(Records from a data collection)
- - -

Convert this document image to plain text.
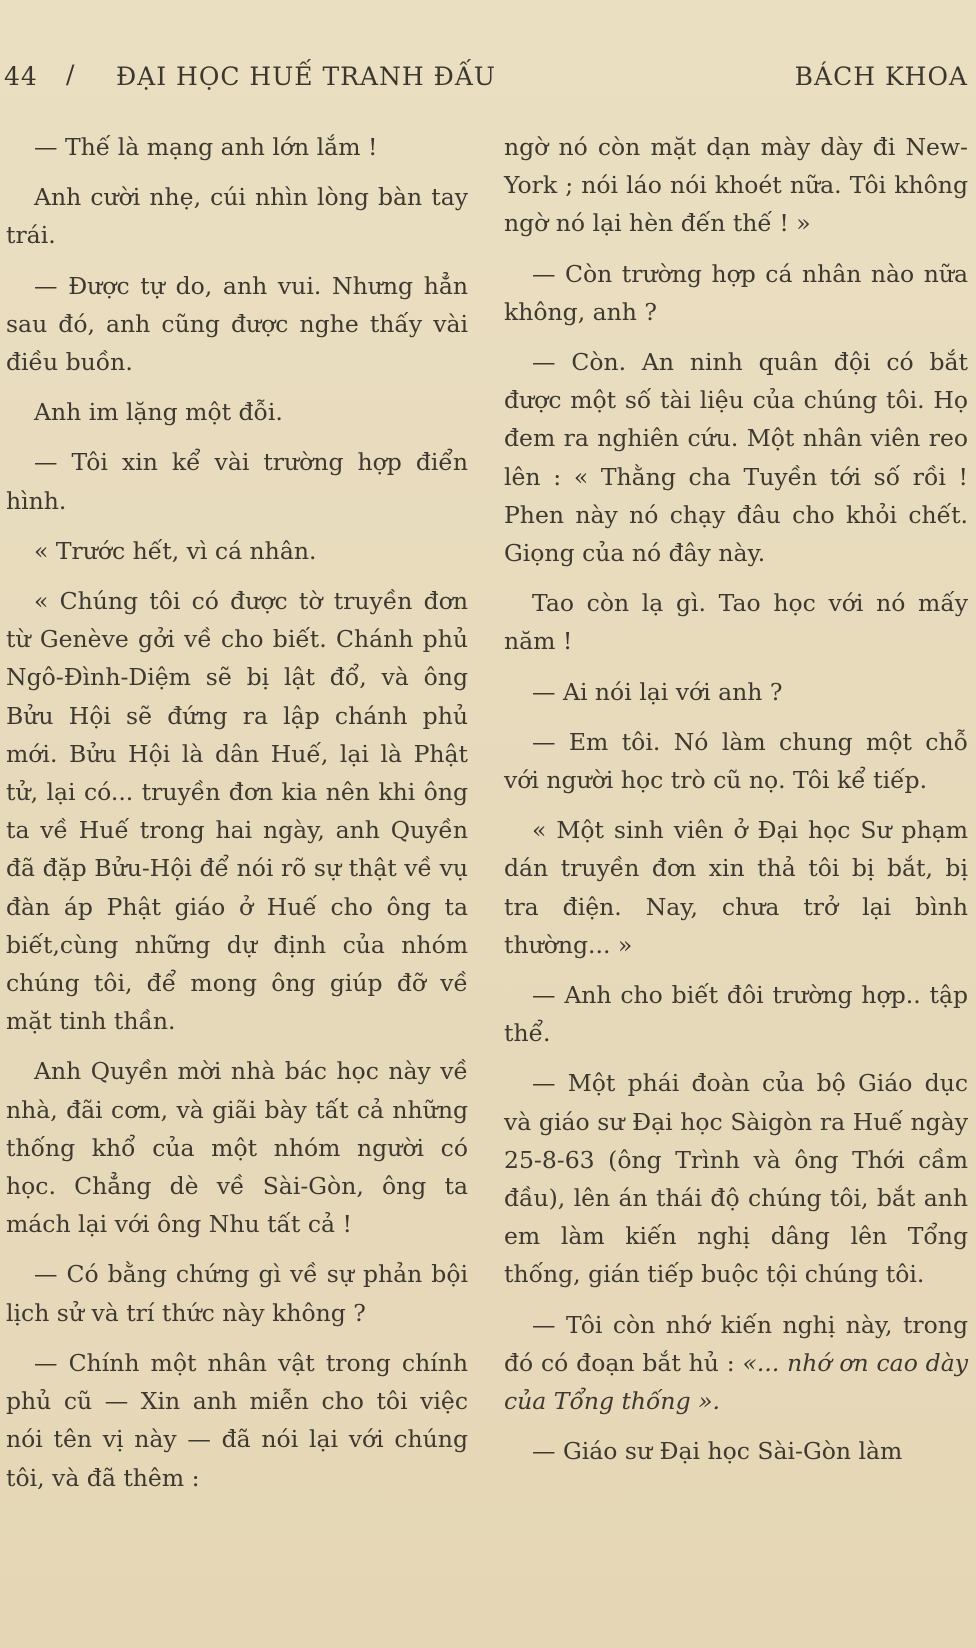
44 / ĐẠI HỌC HUẾ TRANH ĐẤU	BÁCH KHOA

— Thế là mạng anh lớn lắm !

Anh cười nhẹ, cúi nhìn lòng bàn tay trái.

— Được tự do, anh vui. Nhưng hẳn sau đó, anh cũng được nghe thấy vài điều buồn.

Anh im lặng một đỗi.

— Tôi xin kể vài trường hợp điển hình.

« Trước hết, vì cá nhân.

« Chúng tôi có được tờ truyền đơn từ Genève gởi về cho biết. Chánh phủ Ngô-Đình-Diệm sẽ bị lật đổ, và ông Bửu Hội sẽ đứng ra lập chánh phủ mới. Bửu Hội là dân Huế, lại là Phật tử, lại có... truyền đơn kia nên khi ông ta về Huế trong hai ngày, anh Quyền đã đặp Bửu-Hội để nói rõ sự thật về vụ đàn áp Phật giáo ở Huế cho ông ta biết,cùng những dự định của nhóm chúng tôi, để mong ông giúp đỡ về mặt tinh thần.

Anh Quyền mời nhà bác học này về nhà, đãi cơm, và giãi bày tất cả những thống khổ của một nhóm người có học. Chẳng dè về Sài-Gòn, ông ta mách lại với ông Nhu tất cả !

— Có bằng chứng gì về sự phản bội lịch sử và trí thức này không ?

— Chính một nhân vật trong chính phủ cũ — Xin anh miễn cho tôi việc nói tên vị này — đã nói lại với chúng tôi, và đã thêm :

ngờ nó còn mặt dạn mày dày đi New-York ; nói láo nói khoét nữa. Tôi không ngờ nó lại hèn đến thế ! »

— Còn trường hợp cá nhân nào nữa không, anh ?

— Còn. An ninh quân đội có bắt được một số tài liệu của chúng tôi. Họ đem ra nghiên cứu. Một nhân viên reo lên : « Thằng cha Tuyền tới số rồi ! Phen này nó chạy đâu cho khỏi chết. Giọng của nó đây này.

Tao còn lạ gì. Tao học với nó mấy năm !

— Ai nói lại với anh ?

— Em tôi. Nó làm chung một chỗ với người học trò cũ nọ. Tôi kể tiếp.

« Một sinh viên ở Đại học Sư phạm dán truyền đơn xin thả tôi bị bắt, bị tra điện. Nay, chưa trở lại bình thường... »

— Anh cho biết đôi trường hợp.. tập thể.

— Một phái đoàn của bộ Giáo dục và giáo sư Đại học Sàigòn ra Huế ngày 25-8-63 (ông Trình và ông Thới cầm đầu), lên án thái độ chúng tôi, bắt anh em làm kiến nghị dâng lên Tổng thống, gián tiếp buộc tội chúng tôi.

— Tôi còn nhớ kiến nghị này, trong đó có đoạn bắt hủ : «... nhớ ơn cao dày của Tổng thống ».

— Giáo sư Đại học Sài-Gòn làm
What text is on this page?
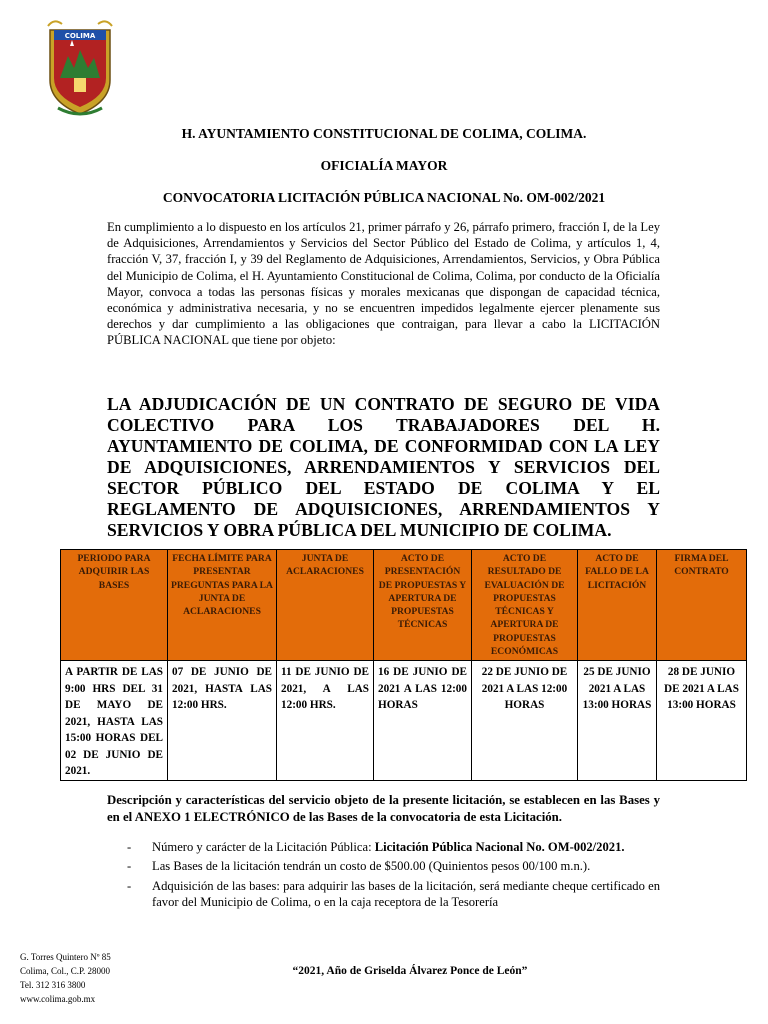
COLIMA
H. AYUNTAMIENTO CONSTITUCIONAL DE COLIMA, COLIMA.
OFICIALÍA MAYOR
CONVOCATORIA LICITACIÓN PÚBLICA NACIONAL No. OM-002/2021
En cumplimiento a lo dispuesto en los artículos 21, primer párrafo y 26, párrafo primero, fracción I, de la Ley de Adquisiciones, Arrendamientos y Servicios del Sector Público del Estado de Colima, y artículos 1, 4, fracción V, 37, fracción I, y 39 del Reglamento de Adquisiciones, Arrendamientos, Servicios, y Obra Pública del Municipio de Colima, el H. Ayuntamiento Constitucional de Colima, Colima, por conducto de la Oficialía Mayor, convoca a todas las personas físicas y morales mexicanas que dispongan de capacidad técnica, económica y administrativa necesaria, y no se encuentren impedidos legalmente ejercer plenamente sus derechos y dar cumplimiento a las obligaciones que contraigan, para llevar a cabo la LICITACIÓN PÚBLICA NACIONAL que tiene por objeto:
LA ADJUDICACIÓN DE UN CONTRATO DE SEGURO DE VIDA COLECTIVO PARA LOS TRABAJADORES DEL H. AYUNTAMIENTO DE COLIMA, DE CONFORMIDAD CON LA LEY DE ADQUISICIONES, ARRENDAMIENTOS Y SERVICIOS DEL SECTOR PÚBLICO DEL ESTADO DE COLIMA Y EL REGLAMENTO DE ADQUISICIONES, ARRENDAMIENTOS Y SERVICIOS Y OBRA PÚBLICA DEL MUNICIPIO DE COLIMA.
PERIODO PARA ADQUIRIR LAS BASES	FECHA LÍMITE PARA PRESENTAR PREGUNTAS PARA LA JUNTA DE ACLARACIONES	JUNTA DE ACLARACIONES	ACTO DE PRESENTACIÓN DE PROPUESTAS Y APERTURA DE PROPUESTAS TÉCNICAS	ACTO DE RESULTADO DE EVALUACIÓN DE PROPUESTAS TÉCNICAS Y APERTURA DE PROPUESTAS ECONÓMICAS	ACTO DE FALLO DE LA LICITACIÓN	FIRMA DEL CONTRATO
A PARTIR DE LAS 9:00 HRS DEL 31 DE MAYO DE 2021, HASTA LAS 15:00 HORAS DEL 02 DE JUNIO DE 2021.	07 DE JUNIO DE 2021, HASTA LAS 12:00 HRS.	11 DE JUNIO DE 2021, A LAS 12:00 HRS.	16 DE JUNIO DE 2021 A LAS 12:00 HORAS	22 DE JUNIO DE 2021 A LAS 12:00 HORAS	25 DE JUNIO 2021 A LAS 13:00 HORAS	28 DE JUNIO DE 2021 A LAS 13:00 HORAS
Descripción y características del servicio objeto de la presente licitación, se establecen en las Bases y en el ANEXO 1 ELECTRÓNICO de las Bases de la convocatoria de esta Licitación.
- Número y carácter de la Licitación Pública: Licitación Pública Nacional No. OM-002/2021.
- Las Bases de la licitación tendrán un costo de $500.00 (Quinientos pesos 00/100 m.n.).
- Adquisición de las bases: para adquirir las bases de la licitación, será mediante cheque certificado en favor del Municipio de Colima, o en la caja receptora de la Tesorería
G. Torres Quintero Nº 85
Colima, Col., C.P. 28000
Tel. 312 316 3800
www.colima.gob.mx
“2021, Año de Griselda Álvarez Ponce de León”
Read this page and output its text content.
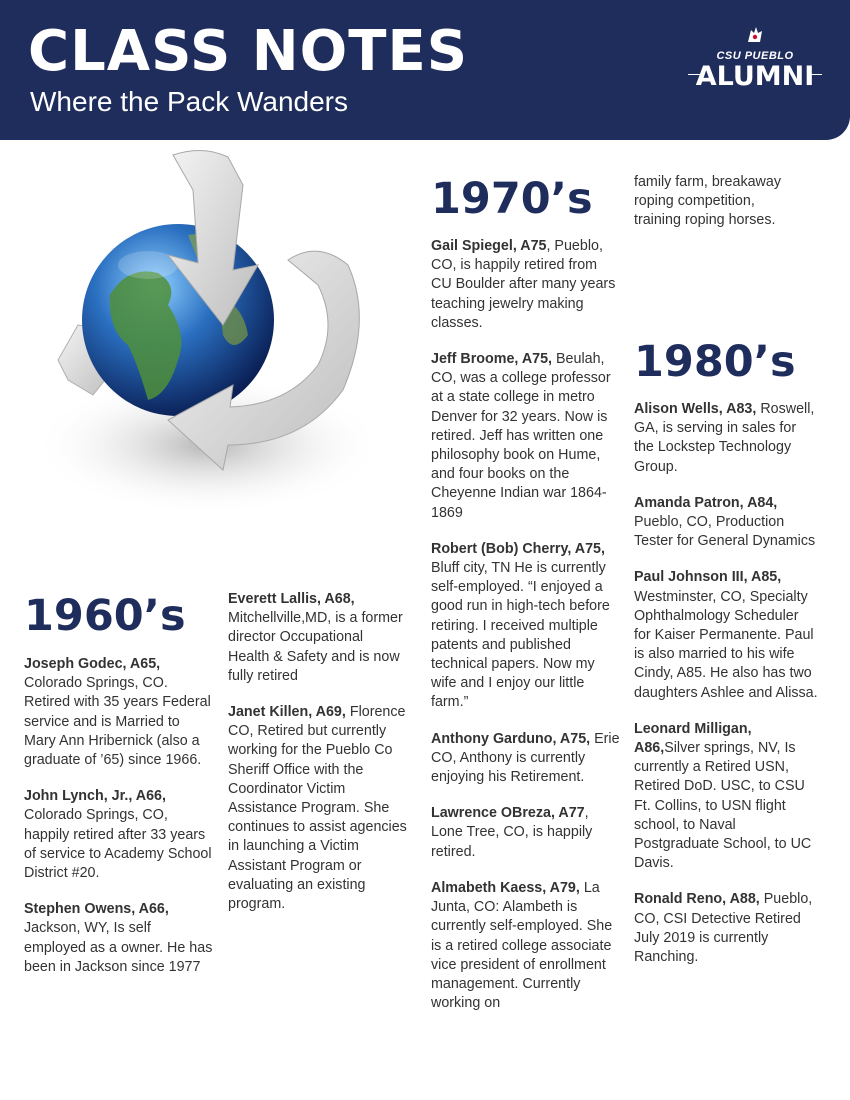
CLASS NOTES
Where the Pack Wanders
CSU PUEBLO
ALUMNI
1960’s
1970’s
1980’s

Joseph Godec, A65, Colorado Springs, CO. Retired with 35 years Federal service and is Married to Mary Ann Hribernick (also a graduate of ’65) since 1966.

John Lynch, Jr., A66, Colorado Springs, CO, happily retired after 33 years of service to Academy School District #20.

Stephen Owens, A66, Jackson, WY, Is self employed as a owner. He has been in Jackson since 1977

Everett Lallis, A68, Mitchellville,MD, is a former director Occupational Health & Safety and is now fully retired

Janet Killen, A69, Florence CO, Retired but currently working for the Pueblo Co Sheriff Office with the Coordinator Victim Assistance Program. She continues to assist agencies in launching a Victim Assistant Program or evaluating an existing program.

Gail Spiegel, A75, Pueblo, CO, is happily retired from CU Boulder after many years teaching jewelry making classes.

Jeff Broome, A75, Beulah, CO, was a college professor at a state college in metro Denver for 32 years. Now is retired. Jeff has written one philosophy book on Hume, and four books on the Cheyenne Indian war 1864-1869

Robert (Bob) Cherry, A75, Bluff city, TN He is currently self-employed. “I enjoyed a good run in high-tech before retiring. I received multiple patents and published technical papers. Now my wife and I enjoy our little farm.”

Anthony Garduno, A75, Erie CO, Anthony is currently enjoying his Retirement.

Lawrence OBreza, A77, Lone Tree, CO, is happily retired.

Almabeth Kaess, A79, La Junta, CO: Alambeth is currently self-employed. She is a retired college associate vice president of enrollment management. Currently working on

family farm, breakaway roping competition, training roping horses.

Alison Wells, A83, Roswell, GA, is serving in sales for the Lockstep Technology Group.

Amanda Patron, A84, Pueblo, CO, Production Tester for General Dynamics

Paul Johnson III, A85, Westminster, CO, Specialty Ophthalmology Scheduler for Kaiser Permanente. Paul is also married to his wife Cindy, A85. He also has two daughters Ashlee and Alissa.

Leonard Milligan, A86,Silver springs, NV, Is currently a Retired USN, Retired DoD. USC, to CSU Ft. Collins, to USN flight school, to Naval Postgraduate School, to UC Davis.

Ronald Reno, A88, Pueblo, CO, CSI Detective Retired July 2019 is currently Ranching.
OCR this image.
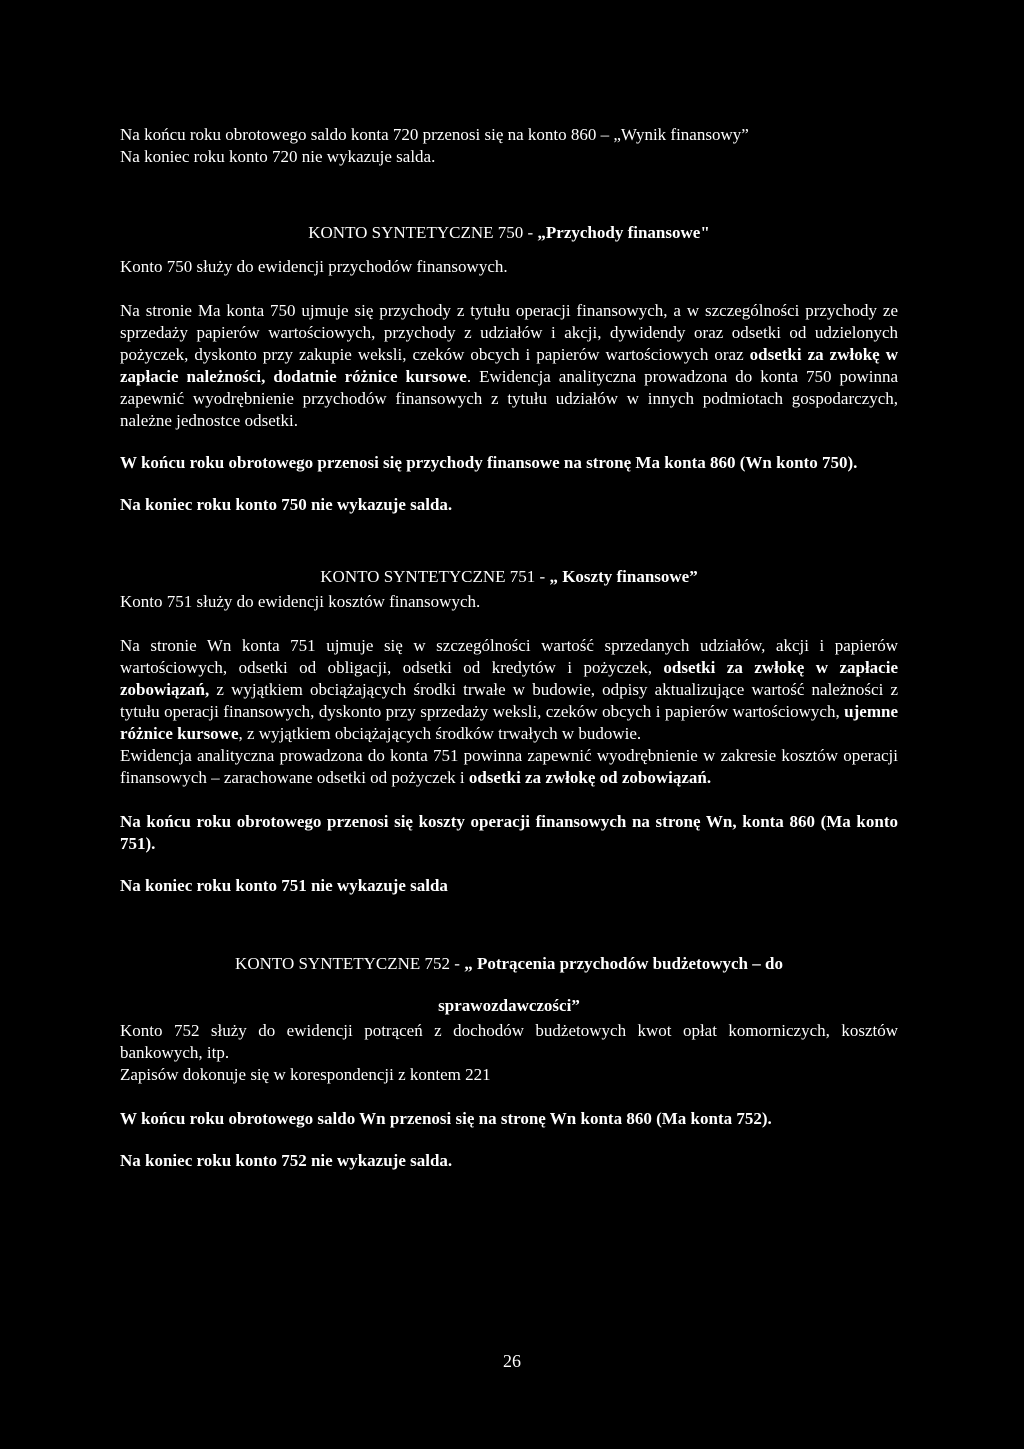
Na końcu roku obrotowego saldo konta 720 przenosi się na konto 860 – „Wynik finansowy”

Na koniec roku konto 720 nie wykazuje salda.

KONTO SYNTETYCZNE 750 - „Przychody finansowe"

Konto 750 służy do ewidencji przychodów finansowych.

Na stronie Ma konta 750 ujmuje się przychody z tytułu operacji finansowych, a w szczególności przychody ze sprzedaży papierów wartościowych, przychody z udziałów i akcji, dywidendy oraz odsetki od udzielonych pożyczek, dyskonto przy zakupie weksli, czeków obcych i papierów wartościowych oraz odsetki za zwłokę w zapłacie należności, dodatnie różnice kursowe. Ewidencja analityczna prowadzona do konta 750 powinna zapewnić wyodrębnienie przychodów finansowych z tytułu udziałów w innych podmiotach gospodarczych, należne jednostce odsetki.

W końcu roku obrotowego przenosi się przychody finansowe na stronę Ma konta 860 (Wn konto 750).

Na koniec roku konto 750 nie wykazuje salda.

KONTO SYNTETYCZNE 751 - „ Koszty finansowe”

Konto 751 służy do ewidencji kosztów finansowych.

Na stronie Wn konta 751 ujmuje się w szczególności wartość sprzedanych udziałów, akcji i papierów wartościowych, odsetki od obligacji, odsetki od kredytów i pożyczek, odsetki za zwłokę w zapłacie zobowiązań, z wyjątkiem obciążających środki trwałe w budowie, odpisy aktualizujące wartość należności z tytułu operacji finansowych, dyskonto przy sprzedaży weksli, czeków obcych i papierów wartościowych, ujemne różnice kursowe, z wyjątkiem obciążających środków trwałych w budowie.

Ewidencja analityczna prowadzona do konta 751 powinna zapewnić wyodrębnienie w zakresie kosztów operacji finansowych – zarachowane odsetki od pożyczek i odsetki za zwłokę od zobowiązań.

Na końcu roku obrotowego przenosi się koszty operacji finansowych na stronę Wn, konta 860 (Ma konto 751).

Na koniec roku konto 751 nie wykazuje salda

KONTO SYNTETYCZNE 752 - „ Potrącenia przychodów budżetowych – do

sprawozdawczości”

Konto 752 służy do ewidencji potrąceń z dochodów budżetowych kwot opłat komorniczych, kosztów bankowych, itp.

Zapisów dokonuje się w korespondencji z kontem 221

W końcu roku obrotowego saldo Wn przenosi się na stronę Wn konta 860 (Ma konta 752).

Na koniec roku konto 752 nie wykazuje salda.

26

- - -

Pick out every line above that holds the word "nghị" and copy it.

*Finished exercise:*
— Một phái đoàn của bộ Giáo dục và giáo sư Đại học Sàigòn ra Huế ngày 25-8-63 (ông Trình và ông Thới cầm đầu), lên án thái độ chúng tôi, bắt anh em làm kiến nghị dâng lên Tổng thống, gián tiếp buộc tội chúng tôi.
— Tôi còn nhớ kiến nghị này, trong đó có đoạn bắt hủ : «... nhớ ơn cao dày của Tổng thống ».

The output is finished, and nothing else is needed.